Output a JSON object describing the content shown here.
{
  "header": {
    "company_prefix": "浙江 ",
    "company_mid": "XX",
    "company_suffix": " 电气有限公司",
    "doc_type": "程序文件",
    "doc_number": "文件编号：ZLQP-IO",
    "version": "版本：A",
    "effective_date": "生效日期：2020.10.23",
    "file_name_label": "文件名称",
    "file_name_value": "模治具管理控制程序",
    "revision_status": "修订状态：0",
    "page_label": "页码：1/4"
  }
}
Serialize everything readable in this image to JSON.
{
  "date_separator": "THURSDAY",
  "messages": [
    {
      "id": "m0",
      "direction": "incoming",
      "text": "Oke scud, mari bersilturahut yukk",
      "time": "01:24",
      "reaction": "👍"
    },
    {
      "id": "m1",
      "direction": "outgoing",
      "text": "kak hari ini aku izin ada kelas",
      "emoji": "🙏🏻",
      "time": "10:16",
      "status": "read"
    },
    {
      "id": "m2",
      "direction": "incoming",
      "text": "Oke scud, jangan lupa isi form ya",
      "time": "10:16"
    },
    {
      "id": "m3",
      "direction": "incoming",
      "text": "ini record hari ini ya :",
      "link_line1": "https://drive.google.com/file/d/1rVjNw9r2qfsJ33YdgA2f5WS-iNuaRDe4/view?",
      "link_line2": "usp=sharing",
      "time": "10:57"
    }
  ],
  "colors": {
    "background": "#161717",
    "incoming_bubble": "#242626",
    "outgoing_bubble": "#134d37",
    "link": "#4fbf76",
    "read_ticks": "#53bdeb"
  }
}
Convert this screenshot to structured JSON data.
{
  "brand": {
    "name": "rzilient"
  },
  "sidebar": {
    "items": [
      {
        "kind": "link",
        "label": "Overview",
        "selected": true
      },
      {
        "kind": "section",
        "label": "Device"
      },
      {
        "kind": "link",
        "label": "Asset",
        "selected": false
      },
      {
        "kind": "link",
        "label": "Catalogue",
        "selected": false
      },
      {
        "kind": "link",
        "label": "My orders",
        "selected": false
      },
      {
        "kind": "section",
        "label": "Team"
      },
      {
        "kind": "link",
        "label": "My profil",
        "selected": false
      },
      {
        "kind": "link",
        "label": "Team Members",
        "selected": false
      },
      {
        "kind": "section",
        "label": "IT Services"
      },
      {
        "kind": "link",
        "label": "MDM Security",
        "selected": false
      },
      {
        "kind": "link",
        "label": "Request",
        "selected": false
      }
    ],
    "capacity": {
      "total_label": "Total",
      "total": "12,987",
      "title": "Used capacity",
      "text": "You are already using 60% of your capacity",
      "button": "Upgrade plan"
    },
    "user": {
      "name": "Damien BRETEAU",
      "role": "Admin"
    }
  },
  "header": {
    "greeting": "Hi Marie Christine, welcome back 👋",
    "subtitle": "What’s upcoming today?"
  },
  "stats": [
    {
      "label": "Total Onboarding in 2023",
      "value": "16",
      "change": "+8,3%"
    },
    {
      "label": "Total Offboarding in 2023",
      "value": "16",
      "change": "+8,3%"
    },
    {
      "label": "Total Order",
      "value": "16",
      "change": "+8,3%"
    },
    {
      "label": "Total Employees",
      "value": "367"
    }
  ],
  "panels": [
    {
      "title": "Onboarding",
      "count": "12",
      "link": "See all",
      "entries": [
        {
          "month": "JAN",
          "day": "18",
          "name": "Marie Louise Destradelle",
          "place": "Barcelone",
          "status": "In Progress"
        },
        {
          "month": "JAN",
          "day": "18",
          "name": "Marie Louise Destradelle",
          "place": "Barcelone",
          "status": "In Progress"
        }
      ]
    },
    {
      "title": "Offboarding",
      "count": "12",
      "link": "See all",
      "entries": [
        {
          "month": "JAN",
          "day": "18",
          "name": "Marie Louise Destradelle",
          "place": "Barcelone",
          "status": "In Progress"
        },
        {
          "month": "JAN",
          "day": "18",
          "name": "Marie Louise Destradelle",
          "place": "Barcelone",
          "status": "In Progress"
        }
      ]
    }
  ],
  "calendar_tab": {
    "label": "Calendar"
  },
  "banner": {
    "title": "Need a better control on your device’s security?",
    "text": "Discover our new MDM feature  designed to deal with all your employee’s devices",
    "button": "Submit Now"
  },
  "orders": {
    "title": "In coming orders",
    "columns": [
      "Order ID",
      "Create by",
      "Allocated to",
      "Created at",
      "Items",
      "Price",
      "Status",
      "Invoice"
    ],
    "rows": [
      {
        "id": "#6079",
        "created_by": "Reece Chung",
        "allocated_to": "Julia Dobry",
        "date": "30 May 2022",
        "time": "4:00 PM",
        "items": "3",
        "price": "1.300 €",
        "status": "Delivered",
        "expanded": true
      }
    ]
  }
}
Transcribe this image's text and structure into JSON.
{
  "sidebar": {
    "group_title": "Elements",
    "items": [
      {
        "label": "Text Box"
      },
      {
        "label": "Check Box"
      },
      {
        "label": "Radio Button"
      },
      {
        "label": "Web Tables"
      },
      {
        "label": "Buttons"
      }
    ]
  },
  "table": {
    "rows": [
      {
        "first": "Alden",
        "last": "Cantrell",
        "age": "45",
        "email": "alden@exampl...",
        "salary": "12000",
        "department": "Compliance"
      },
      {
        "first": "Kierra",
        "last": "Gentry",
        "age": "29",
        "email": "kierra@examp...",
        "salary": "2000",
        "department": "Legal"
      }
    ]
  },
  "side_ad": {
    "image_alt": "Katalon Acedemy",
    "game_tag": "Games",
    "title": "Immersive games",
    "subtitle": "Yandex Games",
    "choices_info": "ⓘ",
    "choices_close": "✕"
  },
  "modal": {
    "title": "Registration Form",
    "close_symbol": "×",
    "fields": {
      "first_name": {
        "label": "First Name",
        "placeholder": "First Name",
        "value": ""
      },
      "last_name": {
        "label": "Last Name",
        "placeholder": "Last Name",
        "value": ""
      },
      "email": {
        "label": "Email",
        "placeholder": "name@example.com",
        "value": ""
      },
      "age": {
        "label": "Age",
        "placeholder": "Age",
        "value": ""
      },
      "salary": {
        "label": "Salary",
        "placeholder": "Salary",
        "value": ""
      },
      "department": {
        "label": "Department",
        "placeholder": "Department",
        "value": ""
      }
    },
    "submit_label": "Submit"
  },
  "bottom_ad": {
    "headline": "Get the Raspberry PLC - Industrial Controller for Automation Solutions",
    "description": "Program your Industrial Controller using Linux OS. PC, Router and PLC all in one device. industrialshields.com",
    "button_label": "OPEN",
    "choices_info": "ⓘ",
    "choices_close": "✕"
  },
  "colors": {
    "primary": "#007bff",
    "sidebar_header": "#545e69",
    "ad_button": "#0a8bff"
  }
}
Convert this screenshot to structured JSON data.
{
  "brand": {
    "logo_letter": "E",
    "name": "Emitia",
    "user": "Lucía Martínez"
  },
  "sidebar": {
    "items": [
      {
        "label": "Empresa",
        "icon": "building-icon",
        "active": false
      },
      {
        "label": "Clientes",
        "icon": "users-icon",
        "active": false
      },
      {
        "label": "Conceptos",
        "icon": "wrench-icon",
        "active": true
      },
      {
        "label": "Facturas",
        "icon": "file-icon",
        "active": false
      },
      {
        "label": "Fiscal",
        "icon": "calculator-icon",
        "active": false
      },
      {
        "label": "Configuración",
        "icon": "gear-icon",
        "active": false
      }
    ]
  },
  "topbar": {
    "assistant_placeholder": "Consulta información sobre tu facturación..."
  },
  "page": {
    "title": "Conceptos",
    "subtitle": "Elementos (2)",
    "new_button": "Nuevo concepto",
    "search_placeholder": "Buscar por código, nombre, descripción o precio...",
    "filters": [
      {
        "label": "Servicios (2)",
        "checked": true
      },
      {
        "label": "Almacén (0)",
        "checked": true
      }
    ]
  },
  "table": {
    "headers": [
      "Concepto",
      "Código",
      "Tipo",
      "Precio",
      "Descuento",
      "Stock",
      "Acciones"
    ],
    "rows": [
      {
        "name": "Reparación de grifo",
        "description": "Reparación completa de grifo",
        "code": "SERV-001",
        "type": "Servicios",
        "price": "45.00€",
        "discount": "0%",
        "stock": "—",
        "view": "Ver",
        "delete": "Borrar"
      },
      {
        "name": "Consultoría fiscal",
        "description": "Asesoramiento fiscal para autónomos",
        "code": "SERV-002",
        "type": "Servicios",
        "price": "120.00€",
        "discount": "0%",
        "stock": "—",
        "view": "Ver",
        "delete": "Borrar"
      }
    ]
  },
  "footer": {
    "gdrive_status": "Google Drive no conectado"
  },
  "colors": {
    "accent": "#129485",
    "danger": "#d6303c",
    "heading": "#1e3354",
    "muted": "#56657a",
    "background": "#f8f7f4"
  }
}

****************************************

### [EXERCISE DESCRIPTION]
Where a line above contains the string "Offboarding", copy that line.

### [COMPLETE RESPONSE]
      "label": "Total Offboarding in 2023",
      "title": "Offboarding",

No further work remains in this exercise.